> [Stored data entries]

:::::

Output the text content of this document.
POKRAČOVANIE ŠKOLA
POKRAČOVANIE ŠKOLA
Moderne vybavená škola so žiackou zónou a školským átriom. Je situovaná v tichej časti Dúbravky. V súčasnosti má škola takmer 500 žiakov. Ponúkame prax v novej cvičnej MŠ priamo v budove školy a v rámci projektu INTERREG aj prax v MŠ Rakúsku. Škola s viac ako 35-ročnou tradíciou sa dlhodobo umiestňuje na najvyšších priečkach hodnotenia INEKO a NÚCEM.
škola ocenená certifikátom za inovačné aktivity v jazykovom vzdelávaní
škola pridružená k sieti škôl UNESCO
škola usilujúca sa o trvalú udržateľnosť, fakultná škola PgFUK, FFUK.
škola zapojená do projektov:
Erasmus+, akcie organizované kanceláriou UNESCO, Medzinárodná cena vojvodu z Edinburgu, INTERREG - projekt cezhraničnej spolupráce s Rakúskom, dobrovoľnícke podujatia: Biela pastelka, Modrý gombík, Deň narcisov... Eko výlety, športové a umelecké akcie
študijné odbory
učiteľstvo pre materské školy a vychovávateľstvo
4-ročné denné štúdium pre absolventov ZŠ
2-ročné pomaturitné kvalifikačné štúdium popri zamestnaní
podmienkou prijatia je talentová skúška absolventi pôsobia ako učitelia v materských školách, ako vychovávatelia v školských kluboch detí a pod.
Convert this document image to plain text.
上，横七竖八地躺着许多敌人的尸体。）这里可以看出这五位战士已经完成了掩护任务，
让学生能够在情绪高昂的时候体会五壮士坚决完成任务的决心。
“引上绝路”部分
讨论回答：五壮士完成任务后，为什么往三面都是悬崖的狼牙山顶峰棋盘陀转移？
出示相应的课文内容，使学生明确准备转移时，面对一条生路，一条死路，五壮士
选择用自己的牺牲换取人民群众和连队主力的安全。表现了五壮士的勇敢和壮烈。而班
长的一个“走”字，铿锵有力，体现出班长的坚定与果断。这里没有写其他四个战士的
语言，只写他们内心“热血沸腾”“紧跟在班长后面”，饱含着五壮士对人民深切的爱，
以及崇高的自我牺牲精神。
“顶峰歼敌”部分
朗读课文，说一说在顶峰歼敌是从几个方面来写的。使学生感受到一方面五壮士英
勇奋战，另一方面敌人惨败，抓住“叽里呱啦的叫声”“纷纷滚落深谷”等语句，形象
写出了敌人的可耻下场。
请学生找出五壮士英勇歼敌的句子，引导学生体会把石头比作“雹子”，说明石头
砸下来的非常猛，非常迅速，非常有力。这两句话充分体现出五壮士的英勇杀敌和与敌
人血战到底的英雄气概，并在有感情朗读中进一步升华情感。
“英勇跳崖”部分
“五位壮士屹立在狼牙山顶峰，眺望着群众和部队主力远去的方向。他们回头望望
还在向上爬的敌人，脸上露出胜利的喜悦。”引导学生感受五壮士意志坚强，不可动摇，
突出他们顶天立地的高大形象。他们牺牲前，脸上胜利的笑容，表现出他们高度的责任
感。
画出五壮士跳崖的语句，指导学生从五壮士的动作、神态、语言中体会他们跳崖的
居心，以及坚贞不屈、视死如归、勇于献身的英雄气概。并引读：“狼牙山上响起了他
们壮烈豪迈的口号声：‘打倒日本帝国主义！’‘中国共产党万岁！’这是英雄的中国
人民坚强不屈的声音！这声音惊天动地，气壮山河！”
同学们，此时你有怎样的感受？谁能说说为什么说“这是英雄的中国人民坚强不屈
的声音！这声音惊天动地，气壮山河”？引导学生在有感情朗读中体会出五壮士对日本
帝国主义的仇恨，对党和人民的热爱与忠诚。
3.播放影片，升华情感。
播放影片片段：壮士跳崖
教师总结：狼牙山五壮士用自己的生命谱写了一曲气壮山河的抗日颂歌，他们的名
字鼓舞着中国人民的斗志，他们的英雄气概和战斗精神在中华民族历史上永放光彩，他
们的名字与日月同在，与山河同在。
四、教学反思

:::::

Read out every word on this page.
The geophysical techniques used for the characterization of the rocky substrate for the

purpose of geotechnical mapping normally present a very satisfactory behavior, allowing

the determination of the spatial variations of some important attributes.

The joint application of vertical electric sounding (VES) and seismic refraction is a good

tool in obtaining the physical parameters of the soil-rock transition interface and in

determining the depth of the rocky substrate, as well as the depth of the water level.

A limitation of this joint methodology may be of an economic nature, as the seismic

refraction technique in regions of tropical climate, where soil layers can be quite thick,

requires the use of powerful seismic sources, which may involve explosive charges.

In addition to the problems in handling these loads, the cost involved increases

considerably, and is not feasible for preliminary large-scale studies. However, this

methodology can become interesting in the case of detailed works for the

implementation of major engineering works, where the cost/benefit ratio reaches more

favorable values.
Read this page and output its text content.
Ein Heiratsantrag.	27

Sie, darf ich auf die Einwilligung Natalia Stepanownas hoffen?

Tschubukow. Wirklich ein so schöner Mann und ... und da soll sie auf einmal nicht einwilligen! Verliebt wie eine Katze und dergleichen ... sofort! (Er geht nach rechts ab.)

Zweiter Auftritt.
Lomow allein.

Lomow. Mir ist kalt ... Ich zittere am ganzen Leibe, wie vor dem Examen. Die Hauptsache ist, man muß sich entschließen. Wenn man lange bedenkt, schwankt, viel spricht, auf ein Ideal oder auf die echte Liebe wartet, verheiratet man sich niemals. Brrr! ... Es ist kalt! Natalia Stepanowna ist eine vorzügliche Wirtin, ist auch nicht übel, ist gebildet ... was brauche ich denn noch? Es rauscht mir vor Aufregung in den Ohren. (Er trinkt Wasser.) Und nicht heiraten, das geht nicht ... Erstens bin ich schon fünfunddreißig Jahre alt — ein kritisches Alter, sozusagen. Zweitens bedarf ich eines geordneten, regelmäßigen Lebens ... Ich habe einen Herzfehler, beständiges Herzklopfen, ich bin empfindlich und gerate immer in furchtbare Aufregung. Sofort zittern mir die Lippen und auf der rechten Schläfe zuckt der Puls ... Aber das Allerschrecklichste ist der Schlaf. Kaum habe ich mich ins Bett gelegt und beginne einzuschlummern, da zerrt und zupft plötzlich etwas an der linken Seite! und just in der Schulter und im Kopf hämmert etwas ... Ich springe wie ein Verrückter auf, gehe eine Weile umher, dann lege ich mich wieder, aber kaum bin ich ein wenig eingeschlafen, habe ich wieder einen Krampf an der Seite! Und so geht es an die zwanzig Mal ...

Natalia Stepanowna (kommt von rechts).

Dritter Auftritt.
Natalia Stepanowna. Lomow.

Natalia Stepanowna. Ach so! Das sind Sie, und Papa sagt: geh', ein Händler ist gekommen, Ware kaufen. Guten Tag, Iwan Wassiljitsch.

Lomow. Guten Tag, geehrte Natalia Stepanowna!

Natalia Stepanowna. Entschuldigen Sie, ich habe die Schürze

:::::

> [What is asked] Copy out all lines from the material above that contain the string "Auftritt".

> [Complete answer]
Zweiter Auftritt.
Dritter Auftritt.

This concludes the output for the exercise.